Extracted information:
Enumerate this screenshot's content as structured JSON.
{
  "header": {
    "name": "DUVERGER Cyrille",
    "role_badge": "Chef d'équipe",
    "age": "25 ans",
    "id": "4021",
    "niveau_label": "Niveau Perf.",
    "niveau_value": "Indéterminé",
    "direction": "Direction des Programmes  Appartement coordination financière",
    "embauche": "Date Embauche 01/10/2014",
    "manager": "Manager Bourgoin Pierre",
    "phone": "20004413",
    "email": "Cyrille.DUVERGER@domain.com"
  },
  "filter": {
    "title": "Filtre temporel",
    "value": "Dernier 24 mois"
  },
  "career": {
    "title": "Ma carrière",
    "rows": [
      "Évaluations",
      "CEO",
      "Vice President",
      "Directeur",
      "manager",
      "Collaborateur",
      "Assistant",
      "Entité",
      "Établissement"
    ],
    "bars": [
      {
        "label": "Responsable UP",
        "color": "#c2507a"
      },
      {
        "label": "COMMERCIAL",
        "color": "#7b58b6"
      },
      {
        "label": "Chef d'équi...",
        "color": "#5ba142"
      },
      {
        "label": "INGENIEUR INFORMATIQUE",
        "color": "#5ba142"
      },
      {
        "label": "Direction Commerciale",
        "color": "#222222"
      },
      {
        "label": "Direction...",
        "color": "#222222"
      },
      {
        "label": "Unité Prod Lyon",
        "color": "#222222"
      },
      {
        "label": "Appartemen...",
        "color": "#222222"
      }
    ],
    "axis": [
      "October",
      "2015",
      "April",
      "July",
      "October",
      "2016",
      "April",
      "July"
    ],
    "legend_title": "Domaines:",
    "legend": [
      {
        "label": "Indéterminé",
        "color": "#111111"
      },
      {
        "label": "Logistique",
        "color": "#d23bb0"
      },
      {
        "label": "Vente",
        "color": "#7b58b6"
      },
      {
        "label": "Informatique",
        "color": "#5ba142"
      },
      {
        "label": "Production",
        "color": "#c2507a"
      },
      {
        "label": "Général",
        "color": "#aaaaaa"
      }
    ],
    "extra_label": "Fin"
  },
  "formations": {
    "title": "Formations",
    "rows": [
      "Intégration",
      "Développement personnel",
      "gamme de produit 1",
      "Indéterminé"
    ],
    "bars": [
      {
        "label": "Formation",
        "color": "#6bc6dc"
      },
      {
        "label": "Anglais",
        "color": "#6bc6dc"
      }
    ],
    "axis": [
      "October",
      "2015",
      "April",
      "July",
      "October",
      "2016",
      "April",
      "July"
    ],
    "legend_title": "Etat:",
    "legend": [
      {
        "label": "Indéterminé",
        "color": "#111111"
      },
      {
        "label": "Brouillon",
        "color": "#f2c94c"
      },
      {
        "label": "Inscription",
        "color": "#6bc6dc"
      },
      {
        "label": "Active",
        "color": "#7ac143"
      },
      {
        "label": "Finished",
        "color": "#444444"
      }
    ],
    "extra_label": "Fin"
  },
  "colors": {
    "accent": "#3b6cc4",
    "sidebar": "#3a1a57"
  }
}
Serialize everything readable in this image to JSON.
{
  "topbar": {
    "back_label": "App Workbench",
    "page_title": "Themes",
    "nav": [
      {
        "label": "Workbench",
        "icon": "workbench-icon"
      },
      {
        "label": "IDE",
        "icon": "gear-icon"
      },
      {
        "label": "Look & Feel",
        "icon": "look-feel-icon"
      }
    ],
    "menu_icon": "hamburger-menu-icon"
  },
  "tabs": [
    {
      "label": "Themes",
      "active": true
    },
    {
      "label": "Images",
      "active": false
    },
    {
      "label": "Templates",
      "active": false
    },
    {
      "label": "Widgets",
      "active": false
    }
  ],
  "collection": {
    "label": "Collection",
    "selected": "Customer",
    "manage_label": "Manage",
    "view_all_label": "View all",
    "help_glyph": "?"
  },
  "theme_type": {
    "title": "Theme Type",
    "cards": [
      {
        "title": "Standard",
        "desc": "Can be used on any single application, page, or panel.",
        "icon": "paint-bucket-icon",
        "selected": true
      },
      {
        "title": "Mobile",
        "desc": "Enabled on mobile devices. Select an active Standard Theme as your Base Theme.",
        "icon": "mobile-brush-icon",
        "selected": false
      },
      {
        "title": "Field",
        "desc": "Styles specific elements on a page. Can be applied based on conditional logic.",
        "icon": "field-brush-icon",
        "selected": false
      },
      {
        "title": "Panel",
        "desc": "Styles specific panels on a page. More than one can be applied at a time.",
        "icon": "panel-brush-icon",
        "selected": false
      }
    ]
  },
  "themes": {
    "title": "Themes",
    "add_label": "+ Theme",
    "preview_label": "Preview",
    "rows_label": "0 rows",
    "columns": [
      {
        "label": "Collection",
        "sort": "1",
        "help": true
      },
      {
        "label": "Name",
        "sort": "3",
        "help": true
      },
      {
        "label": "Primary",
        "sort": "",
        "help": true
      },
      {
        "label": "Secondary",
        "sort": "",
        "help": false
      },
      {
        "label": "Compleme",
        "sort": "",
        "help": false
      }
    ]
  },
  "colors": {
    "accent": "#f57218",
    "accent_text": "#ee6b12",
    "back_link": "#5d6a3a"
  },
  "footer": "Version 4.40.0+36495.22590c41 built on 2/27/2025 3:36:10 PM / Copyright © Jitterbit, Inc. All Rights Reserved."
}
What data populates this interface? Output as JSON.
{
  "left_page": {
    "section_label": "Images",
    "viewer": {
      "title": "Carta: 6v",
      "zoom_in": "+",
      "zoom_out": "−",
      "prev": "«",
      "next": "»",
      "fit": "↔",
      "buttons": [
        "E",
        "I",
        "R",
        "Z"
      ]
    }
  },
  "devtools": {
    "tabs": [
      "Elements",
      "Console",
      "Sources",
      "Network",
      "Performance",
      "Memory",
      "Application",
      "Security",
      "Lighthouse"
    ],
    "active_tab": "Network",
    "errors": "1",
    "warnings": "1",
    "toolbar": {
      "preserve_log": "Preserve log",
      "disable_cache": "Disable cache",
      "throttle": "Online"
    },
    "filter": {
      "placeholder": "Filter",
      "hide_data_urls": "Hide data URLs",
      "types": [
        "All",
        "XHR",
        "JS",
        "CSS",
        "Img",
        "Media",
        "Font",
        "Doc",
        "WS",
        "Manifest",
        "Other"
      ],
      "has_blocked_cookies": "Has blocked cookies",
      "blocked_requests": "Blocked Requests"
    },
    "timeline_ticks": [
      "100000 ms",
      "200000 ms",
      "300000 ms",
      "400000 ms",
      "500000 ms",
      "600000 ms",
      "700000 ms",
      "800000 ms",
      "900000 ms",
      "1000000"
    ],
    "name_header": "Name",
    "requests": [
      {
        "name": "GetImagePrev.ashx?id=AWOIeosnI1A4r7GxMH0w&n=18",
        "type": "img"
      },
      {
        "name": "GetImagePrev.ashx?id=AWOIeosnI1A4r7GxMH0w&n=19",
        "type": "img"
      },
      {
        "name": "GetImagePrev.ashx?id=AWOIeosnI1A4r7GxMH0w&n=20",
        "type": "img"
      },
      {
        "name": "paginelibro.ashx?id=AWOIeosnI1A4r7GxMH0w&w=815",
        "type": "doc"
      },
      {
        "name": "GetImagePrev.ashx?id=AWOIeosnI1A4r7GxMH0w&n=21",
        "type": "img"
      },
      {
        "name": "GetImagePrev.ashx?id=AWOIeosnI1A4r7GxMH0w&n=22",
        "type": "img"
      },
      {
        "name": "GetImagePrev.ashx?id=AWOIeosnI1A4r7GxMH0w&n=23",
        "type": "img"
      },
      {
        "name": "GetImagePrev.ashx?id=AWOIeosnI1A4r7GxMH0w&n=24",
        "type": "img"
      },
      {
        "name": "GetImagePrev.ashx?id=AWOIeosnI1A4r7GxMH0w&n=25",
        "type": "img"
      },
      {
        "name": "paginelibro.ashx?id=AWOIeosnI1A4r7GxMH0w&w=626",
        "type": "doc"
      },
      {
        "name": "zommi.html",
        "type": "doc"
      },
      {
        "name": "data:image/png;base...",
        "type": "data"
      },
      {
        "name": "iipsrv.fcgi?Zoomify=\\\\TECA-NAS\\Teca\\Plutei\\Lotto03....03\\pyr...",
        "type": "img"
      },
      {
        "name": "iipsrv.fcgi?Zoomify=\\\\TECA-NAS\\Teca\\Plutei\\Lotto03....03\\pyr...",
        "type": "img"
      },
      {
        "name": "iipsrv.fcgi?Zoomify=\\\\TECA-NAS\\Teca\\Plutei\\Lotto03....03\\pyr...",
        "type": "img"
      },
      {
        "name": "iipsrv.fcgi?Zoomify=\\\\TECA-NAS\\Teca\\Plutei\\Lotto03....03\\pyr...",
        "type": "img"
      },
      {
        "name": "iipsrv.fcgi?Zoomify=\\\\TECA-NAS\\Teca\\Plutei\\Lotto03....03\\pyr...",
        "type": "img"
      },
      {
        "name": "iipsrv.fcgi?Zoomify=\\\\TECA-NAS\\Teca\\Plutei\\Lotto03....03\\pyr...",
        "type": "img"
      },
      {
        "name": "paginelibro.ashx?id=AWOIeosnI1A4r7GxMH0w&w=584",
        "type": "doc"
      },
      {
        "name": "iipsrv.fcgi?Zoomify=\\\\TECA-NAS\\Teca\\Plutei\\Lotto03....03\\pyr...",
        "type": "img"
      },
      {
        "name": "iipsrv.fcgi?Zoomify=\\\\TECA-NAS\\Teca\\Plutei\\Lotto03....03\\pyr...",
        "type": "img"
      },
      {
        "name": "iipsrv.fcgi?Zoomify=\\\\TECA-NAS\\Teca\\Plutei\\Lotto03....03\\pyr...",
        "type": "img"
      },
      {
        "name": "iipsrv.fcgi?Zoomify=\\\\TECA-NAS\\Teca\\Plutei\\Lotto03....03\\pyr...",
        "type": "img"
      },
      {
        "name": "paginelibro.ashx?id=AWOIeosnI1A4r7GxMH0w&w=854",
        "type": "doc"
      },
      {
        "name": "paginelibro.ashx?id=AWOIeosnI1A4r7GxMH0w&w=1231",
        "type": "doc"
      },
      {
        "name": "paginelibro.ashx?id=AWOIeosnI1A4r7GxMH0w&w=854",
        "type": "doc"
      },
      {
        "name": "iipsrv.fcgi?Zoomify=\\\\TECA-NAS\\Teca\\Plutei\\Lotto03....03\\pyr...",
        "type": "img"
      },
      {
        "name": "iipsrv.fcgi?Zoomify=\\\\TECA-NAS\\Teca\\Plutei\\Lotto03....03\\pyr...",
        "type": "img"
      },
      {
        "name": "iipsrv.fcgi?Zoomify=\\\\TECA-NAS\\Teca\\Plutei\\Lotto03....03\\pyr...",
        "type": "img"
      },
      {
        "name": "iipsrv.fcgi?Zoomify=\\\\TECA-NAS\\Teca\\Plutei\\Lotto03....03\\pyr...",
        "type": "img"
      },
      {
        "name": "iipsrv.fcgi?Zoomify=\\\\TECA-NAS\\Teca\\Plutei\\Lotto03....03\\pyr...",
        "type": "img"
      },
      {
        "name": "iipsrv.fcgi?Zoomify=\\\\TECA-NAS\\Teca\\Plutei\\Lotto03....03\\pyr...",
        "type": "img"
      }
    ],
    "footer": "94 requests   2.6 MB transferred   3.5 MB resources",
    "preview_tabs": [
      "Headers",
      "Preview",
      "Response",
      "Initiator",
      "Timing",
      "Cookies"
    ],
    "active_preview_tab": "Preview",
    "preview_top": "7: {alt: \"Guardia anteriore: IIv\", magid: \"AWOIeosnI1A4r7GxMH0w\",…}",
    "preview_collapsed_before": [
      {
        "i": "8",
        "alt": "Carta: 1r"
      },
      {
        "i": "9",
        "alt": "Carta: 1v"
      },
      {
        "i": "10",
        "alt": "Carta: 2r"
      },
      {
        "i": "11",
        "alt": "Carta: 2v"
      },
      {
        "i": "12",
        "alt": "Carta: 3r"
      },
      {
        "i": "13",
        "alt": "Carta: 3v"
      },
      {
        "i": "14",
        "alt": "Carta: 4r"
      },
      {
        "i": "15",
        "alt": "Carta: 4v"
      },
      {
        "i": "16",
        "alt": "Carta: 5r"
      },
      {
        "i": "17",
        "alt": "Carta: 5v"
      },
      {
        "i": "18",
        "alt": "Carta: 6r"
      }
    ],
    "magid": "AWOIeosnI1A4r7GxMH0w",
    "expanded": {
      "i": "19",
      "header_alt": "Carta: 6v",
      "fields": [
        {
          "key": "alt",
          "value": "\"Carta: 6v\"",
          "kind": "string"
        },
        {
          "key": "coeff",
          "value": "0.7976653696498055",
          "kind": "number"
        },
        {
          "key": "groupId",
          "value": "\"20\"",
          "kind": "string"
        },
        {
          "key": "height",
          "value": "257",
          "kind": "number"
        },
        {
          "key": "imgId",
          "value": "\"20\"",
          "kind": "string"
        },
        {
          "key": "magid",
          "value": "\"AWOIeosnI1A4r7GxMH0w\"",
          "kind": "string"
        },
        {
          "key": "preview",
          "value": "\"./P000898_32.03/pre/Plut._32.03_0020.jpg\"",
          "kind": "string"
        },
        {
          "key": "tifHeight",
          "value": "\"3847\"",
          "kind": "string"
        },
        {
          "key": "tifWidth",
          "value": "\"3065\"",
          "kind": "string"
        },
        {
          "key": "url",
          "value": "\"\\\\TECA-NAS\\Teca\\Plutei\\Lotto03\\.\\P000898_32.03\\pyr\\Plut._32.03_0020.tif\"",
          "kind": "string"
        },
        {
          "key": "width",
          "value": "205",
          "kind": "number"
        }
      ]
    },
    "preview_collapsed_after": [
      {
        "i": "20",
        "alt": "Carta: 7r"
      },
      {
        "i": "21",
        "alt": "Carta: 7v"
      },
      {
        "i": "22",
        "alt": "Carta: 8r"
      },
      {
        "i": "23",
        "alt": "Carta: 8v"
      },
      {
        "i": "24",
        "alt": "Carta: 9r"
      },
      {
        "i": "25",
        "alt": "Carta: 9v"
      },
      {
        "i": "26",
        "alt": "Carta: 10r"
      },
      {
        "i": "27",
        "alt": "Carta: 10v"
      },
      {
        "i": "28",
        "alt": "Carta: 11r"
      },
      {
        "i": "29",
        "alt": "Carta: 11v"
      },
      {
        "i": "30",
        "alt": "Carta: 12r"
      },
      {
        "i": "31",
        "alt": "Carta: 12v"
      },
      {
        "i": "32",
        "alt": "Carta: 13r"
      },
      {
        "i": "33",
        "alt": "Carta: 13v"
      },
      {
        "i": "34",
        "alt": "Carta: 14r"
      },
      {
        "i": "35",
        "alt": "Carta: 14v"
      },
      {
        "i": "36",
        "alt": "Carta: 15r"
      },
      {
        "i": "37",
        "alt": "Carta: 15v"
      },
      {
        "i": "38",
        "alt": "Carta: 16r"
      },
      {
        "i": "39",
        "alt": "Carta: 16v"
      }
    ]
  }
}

Stated problem: Show all lines in the entries above where the string "Direction" appears.

Answer to the exercise:
    "direction": "Direction des Programmes  Appartement coordination financière",
        "label": "Direction Commerciale",
        "label": "Direction...",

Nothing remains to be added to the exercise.